##### MATERIAL PROVIDED
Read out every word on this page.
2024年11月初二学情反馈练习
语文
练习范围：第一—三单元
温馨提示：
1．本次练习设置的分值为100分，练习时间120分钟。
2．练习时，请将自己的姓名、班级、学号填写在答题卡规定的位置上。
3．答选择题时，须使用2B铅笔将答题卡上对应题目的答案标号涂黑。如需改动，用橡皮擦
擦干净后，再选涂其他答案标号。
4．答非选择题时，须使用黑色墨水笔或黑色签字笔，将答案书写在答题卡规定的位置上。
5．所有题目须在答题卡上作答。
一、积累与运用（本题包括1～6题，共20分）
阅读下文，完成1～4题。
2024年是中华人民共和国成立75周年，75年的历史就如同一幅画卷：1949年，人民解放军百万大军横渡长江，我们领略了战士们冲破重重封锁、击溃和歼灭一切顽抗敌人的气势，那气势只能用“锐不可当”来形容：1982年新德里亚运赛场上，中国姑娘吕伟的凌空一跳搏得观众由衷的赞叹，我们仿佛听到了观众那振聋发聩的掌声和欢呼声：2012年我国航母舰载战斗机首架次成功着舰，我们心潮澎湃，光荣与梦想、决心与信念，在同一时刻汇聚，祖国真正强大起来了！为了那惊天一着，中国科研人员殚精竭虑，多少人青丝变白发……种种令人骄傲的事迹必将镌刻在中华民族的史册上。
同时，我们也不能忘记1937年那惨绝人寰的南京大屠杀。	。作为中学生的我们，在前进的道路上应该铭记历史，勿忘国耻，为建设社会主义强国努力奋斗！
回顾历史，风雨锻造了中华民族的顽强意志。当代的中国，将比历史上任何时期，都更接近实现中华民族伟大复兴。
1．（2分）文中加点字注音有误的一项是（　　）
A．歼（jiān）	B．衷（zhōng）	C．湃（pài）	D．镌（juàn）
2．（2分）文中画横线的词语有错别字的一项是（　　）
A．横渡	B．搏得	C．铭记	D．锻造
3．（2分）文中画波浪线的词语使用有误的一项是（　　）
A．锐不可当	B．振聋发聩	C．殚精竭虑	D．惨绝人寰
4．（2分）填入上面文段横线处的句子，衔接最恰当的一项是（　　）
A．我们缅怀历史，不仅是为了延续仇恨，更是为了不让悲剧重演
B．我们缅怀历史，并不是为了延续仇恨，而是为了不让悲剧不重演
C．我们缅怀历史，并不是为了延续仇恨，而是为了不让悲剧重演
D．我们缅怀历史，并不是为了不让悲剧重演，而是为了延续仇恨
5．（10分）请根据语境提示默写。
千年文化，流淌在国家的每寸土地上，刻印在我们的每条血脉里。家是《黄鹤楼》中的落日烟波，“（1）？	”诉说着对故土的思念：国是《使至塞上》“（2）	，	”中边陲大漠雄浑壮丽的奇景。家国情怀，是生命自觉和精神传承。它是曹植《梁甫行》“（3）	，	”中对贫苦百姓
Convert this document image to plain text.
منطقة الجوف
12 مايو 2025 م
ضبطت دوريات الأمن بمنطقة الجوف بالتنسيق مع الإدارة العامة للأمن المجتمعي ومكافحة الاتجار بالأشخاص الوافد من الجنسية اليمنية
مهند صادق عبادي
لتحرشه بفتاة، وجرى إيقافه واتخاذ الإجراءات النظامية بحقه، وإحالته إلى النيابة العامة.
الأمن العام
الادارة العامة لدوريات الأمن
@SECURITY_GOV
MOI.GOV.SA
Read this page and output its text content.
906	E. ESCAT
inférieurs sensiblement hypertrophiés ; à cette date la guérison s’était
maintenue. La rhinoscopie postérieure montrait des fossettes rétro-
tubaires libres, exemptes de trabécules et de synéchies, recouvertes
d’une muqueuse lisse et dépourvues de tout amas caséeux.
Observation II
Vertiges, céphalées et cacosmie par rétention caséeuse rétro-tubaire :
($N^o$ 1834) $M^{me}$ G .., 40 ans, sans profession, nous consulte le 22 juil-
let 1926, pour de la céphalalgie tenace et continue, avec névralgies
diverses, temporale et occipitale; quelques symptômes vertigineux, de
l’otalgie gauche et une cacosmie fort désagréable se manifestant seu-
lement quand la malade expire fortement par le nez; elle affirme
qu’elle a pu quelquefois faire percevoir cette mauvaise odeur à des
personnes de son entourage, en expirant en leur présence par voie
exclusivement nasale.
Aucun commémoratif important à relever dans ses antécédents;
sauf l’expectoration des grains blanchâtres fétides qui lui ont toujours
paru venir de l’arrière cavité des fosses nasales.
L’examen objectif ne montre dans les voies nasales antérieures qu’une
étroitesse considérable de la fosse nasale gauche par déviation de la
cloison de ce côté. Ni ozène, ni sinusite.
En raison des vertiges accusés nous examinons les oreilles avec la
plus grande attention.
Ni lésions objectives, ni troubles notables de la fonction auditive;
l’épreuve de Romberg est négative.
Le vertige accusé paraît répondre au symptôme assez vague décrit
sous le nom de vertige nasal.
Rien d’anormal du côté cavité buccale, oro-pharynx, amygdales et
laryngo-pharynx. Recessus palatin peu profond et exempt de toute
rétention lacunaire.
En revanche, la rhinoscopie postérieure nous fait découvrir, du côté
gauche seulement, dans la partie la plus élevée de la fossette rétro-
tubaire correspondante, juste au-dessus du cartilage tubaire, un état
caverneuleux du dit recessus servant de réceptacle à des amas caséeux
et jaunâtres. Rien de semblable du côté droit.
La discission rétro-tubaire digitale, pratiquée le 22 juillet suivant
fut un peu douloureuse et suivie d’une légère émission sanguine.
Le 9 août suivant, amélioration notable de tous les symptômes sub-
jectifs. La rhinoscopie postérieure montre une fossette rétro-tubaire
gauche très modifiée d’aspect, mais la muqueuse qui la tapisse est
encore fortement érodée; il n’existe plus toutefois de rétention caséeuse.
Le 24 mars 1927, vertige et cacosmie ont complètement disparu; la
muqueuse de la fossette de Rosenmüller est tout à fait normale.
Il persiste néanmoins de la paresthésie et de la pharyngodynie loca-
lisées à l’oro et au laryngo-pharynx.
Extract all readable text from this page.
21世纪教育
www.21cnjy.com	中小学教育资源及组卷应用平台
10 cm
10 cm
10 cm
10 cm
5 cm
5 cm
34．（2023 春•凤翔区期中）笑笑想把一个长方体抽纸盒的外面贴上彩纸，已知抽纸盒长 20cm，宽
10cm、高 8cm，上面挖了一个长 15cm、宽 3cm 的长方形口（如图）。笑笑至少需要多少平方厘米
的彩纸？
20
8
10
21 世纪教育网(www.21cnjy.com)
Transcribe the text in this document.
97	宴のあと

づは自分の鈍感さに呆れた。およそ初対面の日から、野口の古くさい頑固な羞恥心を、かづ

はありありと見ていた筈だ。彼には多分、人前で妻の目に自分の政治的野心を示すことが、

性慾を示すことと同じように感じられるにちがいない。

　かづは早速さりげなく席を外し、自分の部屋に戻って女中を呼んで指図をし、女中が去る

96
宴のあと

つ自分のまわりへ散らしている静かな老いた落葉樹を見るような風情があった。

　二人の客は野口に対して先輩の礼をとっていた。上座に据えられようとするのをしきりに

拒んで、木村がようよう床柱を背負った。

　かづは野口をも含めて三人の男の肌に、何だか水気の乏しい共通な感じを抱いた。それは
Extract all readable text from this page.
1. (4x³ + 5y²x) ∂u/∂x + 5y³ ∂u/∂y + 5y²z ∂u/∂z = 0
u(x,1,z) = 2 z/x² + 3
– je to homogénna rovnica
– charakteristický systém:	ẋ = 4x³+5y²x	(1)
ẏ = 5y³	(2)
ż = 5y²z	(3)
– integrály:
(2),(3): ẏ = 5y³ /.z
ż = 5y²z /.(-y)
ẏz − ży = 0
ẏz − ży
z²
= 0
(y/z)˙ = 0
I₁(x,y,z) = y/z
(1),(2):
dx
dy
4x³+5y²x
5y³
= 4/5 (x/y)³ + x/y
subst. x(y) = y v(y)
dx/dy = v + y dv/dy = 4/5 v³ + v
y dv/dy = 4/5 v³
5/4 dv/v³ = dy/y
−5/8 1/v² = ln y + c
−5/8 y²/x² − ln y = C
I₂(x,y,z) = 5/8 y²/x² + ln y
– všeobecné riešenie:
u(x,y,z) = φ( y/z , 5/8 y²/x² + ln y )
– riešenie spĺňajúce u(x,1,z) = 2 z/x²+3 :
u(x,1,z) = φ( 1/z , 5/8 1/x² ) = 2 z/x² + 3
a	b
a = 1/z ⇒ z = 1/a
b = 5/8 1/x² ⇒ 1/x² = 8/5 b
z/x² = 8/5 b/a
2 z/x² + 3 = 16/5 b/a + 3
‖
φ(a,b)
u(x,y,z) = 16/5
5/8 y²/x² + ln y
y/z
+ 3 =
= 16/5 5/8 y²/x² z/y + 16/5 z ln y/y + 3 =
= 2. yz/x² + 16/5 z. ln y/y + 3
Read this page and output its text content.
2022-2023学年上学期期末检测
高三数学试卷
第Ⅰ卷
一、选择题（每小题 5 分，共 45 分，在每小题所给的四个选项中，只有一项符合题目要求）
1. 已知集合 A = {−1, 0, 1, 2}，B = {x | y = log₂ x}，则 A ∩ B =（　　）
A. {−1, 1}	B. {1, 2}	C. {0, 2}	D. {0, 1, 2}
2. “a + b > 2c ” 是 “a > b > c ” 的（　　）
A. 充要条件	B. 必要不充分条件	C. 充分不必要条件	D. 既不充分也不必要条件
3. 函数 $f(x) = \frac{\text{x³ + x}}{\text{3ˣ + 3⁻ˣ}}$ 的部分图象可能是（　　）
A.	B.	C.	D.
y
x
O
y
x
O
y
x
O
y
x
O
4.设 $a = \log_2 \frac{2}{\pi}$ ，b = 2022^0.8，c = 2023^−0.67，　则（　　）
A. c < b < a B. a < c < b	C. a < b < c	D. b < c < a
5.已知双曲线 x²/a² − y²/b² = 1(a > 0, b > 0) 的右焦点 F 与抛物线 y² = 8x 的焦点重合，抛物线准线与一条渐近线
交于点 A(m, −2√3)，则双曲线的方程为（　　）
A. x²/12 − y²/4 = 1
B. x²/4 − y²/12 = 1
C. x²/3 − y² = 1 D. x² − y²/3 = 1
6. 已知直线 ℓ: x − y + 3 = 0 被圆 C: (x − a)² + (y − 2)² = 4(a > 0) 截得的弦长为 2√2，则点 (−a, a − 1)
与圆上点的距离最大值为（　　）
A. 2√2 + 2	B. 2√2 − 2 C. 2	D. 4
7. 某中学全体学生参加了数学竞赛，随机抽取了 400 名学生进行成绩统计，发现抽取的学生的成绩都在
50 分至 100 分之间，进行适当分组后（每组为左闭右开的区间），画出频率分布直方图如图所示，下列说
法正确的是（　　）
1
##########
▸ TASK
Go through the entries above and pull out each line with "symptômes" in it.

▸ THE OUTPUT
diverses, temporale et occipitale; quelques symptômes vertigineux, de
Le 9 août suivant, amélioration notable de tous les symptômes sub-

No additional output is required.